▶ [Exercise details] List, from the lines below, each one with "FlexiClip" in it.

▶ [Data supplied]
++++++++++

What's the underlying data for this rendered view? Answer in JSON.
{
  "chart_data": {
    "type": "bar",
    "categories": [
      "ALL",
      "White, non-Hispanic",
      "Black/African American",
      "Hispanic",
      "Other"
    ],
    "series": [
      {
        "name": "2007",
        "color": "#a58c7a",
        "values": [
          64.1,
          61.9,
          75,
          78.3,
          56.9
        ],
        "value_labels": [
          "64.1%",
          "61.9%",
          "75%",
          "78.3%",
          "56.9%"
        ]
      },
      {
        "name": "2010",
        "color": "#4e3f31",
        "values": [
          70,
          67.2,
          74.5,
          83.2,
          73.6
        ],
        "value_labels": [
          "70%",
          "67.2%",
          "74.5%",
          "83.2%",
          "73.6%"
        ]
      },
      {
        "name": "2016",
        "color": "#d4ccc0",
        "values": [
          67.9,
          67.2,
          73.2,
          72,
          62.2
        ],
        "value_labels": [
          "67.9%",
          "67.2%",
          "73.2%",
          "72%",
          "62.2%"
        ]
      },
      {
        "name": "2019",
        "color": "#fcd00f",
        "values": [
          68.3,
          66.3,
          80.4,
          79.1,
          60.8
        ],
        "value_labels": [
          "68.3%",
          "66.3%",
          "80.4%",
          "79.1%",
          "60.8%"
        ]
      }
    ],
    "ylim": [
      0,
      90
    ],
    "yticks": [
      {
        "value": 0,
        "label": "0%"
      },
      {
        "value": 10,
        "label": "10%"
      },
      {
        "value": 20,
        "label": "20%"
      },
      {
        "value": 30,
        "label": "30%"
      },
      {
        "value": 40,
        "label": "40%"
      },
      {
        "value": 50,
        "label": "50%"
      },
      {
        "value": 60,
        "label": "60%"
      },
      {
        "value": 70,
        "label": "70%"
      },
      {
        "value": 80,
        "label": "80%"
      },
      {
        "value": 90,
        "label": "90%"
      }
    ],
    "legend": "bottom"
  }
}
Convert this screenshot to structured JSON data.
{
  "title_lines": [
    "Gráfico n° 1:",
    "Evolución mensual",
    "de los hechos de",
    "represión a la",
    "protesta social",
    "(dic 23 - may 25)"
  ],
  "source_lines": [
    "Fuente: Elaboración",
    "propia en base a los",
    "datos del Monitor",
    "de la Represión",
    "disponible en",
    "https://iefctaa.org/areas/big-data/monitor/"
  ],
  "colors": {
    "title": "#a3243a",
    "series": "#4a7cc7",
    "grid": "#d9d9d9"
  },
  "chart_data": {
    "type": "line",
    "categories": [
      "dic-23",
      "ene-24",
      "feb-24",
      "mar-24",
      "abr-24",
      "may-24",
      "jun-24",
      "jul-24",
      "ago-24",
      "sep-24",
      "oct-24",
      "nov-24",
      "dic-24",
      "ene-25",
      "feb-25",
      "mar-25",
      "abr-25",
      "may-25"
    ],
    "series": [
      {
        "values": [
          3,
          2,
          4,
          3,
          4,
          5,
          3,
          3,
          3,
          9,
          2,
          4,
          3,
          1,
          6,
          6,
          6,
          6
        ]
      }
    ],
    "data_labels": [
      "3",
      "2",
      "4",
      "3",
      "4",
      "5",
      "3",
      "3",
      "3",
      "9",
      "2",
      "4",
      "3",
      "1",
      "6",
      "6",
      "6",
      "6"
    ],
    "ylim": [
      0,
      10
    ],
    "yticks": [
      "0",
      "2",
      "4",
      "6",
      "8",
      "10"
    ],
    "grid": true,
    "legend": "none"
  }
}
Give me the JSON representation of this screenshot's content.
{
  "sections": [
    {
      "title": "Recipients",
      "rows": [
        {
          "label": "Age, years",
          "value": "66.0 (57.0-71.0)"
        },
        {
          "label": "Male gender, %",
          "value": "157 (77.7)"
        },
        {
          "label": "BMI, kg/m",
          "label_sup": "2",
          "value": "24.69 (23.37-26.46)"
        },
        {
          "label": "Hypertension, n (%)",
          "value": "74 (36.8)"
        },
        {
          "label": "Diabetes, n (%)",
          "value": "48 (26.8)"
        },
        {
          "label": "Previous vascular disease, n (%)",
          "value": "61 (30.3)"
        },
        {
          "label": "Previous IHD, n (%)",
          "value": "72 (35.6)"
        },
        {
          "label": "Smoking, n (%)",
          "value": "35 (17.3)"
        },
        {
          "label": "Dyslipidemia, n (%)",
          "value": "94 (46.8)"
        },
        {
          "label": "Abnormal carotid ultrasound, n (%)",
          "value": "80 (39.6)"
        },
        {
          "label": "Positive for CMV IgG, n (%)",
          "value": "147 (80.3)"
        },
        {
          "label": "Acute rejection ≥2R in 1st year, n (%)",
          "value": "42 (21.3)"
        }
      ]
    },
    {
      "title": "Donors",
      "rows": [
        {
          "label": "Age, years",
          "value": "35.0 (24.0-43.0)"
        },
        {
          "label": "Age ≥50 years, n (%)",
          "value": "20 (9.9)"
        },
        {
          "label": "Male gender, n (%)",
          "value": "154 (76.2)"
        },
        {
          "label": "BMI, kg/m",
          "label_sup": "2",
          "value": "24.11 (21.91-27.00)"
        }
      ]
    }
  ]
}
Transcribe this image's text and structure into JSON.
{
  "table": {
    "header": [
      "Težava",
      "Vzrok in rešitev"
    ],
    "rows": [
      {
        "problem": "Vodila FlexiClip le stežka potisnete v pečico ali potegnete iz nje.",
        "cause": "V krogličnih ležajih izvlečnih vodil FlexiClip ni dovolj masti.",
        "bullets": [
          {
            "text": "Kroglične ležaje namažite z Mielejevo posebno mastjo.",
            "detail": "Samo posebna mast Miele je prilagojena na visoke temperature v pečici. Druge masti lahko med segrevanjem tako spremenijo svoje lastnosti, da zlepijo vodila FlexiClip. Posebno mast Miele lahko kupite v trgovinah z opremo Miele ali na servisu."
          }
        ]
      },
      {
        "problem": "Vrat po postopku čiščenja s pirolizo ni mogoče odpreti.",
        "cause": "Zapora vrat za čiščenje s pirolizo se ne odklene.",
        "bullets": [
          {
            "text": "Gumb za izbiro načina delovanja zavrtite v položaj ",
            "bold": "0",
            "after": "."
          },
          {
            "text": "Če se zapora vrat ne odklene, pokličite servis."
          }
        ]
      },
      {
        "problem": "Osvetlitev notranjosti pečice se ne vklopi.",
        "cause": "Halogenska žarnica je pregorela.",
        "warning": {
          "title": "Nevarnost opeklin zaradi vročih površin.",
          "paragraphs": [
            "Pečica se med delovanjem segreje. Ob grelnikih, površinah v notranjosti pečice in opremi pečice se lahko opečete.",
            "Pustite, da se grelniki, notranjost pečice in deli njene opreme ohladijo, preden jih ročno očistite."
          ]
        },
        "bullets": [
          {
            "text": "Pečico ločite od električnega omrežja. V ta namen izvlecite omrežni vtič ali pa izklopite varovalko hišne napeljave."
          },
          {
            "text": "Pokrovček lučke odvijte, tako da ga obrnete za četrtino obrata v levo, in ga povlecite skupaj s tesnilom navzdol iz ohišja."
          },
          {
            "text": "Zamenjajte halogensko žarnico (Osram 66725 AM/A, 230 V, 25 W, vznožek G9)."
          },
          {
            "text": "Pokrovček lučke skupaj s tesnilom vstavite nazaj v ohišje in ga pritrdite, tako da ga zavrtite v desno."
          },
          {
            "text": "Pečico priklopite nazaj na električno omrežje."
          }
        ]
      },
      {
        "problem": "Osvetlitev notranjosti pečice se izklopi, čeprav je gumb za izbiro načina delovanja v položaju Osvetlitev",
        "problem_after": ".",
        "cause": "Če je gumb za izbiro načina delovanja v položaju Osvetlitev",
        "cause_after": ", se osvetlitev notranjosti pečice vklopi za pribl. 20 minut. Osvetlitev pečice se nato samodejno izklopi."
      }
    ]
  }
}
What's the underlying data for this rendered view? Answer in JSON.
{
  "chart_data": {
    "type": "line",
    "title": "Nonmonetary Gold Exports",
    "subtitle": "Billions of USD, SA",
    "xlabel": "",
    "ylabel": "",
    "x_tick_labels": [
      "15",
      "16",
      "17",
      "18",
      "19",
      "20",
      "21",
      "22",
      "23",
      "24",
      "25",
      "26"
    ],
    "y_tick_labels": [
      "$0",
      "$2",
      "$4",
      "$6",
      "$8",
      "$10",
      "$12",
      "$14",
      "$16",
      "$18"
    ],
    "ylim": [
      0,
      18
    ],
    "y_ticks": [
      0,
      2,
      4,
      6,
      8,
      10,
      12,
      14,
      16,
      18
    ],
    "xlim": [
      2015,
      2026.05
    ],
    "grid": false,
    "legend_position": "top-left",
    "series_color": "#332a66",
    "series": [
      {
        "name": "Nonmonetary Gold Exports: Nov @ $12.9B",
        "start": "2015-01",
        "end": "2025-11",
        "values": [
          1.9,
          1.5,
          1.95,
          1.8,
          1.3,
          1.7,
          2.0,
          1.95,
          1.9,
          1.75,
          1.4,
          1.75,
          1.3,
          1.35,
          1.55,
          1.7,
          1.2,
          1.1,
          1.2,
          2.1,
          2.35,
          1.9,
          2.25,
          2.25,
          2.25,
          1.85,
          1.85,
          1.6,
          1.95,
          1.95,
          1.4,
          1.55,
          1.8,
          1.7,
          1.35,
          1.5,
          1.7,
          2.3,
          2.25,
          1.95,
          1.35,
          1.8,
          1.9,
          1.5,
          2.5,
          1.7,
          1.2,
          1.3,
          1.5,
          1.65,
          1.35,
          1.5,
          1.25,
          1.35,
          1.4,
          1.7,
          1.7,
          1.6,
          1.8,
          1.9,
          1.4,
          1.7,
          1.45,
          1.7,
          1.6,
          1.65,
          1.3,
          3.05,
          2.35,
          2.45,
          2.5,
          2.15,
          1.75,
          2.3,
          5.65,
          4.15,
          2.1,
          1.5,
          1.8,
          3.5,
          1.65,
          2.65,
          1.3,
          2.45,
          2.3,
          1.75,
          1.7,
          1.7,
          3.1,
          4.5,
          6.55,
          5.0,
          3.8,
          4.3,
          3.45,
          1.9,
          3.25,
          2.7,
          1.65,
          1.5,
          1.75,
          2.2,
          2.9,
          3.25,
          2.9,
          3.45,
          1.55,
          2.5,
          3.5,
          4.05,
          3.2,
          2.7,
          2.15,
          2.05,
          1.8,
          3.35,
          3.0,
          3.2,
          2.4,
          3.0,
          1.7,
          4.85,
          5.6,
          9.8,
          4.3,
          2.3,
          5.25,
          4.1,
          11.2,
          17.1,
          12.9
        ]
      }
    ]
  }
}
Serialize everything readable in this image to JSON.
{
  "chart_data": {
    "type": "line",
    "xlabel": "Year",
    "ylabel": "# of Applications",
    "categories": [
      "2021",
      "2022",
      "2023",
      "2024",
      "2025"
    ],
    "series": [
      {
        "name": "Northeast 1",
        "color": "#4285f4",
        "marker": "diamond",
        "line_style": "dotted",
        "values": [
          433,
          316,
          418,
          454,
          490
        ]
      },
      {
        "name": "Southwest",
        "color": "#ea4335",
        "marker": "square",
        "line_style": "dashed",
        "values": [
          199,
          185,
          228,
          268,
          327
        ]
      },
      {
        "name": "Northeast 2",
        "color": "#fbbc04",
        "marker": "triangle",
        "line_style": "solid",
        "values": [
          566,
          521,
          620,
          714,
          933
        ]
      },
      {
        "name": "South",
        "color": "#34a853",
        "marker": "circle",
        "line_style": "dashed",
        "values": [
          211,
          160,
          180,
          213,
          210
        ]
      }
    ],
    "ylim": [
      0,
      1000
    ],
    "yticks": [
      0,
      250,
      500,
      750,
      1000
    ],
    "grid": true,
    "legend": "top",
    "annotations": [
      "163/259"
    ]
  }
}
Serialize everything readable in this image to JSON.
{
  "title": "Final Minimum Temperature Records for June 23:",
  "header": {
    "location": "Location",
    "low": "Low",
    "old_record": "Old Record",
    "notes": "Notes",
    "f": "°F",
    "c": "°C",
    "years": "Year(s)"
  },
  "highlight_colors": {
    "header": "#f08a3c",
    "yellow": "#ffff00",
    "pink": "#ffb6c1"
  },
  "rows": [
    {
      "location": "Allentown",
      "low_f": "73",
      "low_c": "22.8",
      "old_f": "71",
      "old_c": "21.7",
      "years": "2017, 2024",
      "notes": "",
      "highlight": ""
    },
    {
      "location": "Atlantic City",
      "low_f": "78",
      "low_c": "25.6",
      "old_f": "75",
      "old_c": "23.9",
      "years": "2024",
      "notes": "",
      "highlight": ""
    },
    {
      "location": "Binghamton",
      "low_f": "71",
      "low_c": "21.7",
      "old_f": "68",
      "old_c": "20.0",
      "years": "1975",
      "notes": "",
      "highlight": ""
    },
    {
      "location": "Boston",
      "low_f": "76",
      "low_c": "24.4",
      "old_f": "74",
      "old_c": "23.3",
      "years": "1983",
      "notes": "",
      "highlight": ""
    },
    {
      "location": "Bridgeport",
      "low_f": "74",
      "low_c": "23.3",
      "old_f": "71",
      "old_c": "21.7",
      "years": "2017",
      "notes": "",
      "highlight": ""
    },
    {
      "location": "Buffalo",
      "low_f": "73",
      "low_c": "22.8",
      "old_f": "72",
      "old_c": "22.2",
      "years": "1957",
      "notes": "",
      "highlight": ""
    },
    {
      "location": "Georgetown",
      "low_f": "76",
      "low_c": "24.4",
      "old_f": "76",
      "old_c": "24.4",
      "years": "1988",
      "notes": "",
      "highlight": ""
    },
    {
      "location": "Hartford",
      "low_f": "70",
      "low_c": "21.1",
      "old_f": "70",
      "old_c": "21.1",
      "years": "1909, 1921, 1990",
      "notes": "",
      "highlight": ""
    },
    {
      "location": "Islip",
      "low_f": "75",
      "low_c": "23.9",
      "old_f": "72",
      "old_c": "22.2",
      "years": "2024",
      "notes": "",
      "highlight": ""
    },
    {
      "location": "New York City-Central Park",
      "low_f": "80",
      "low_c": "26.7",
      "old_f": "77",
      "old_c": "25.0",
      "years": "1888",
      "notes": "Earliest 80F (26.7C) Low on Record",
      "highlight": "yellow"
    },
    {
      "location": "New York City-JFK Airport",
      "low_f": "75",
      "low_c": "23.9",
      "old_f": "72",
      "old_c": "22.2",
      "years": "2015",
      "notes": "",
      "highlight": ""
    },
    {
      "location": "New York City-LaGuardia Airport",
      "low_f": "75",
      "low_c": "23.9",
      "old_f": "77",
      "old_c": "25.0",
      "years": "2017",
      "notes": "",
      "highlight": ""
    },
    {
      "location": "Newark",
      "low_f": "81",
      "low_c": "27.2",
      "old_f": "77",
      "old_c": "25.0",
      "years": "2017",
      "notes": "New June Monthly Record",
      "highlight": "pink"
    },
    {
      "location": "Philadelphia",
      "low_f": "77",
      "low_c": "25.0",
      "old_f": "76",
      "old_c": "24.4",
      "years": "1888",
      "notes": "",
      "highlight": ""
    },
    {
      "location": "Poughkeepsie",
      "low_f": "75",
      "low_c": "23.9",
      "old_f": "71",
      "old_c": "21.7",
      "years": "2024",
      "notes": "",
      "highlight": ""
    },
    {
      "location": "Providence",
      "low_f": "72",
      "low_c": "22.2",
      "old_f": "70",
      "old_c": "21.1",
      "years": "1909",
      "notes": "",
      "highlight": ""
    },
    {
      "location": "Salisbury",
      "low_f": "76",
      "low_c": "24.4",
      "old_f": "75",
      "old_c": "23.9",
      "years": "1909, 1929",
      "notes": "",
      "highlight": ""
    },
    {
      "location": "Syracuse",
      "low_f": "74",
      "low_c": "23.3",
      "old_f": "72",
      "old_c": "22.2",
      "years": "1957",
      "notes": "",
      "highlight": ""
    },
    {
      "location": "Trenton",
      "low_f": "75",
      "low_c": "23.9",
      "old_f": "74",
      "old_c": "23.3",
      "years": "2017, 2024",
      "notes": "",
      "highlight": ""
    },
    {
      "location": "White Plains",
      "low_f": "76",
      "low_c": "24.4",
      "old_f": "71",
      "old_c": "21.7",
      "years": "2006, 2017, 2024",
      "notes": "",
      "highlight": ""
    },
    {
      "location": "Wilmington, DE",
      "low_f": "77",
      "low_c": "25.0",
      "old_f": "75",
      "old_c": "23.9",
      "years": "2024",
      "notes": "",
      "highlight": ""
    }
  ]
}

++++++++++

▶ [Result below]
        "problem": "Vodila FlexiClip le stežka potisnete v pečico ali potegnete iz nje.",
        "cause": "V krogličnih ležajih izvlečnih vodil FlexiClip ni dovolj masti.",
            "detail": "Samo posebna mast Miele je prilagojena na visoke temperature v pečici. Druge masti lahko med segrevanjem tako spremenijo svoje lastnosti, da zlepijo vodila FlexiClip. Posebno mast Miele lahko kupite v trgovinah z opremo Miele ali na servisu."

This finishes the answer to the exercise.